# WRITTEN EXERCISE
Set out every line bearing the string "icon".

Extracted records
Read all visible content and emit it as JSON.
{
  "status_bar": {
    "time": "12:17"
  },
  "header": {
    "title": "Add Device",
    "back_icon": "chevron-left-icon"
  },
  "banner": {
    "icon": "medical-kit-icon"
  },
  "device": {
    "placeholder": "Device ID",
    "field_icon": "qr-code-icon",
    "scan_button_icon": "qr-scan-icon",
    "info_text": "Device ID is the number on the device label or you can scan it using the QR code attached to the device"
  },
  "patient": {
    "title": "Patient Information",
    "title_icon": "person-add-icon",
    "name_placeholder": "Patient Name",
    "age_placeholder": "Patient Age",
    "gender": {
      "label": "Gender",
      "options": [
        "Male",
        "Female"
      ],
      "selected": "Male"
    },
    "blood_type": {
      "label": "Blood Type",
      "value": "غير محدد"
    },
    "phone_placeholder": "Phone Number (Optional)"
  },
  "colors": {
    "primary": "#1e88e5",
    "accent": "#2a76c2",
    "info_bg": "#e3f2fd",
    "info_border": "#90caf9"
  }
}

# OUTPUT OF THE EXERCISE
    "back_icon": "chevron-left-icon"
    "icon": "medical-kit-icon"
    "field_icon": "qr-code-icon",
    "scan_button_icon": "qr-scan-icon",
    "title_icon": "person-add-icon",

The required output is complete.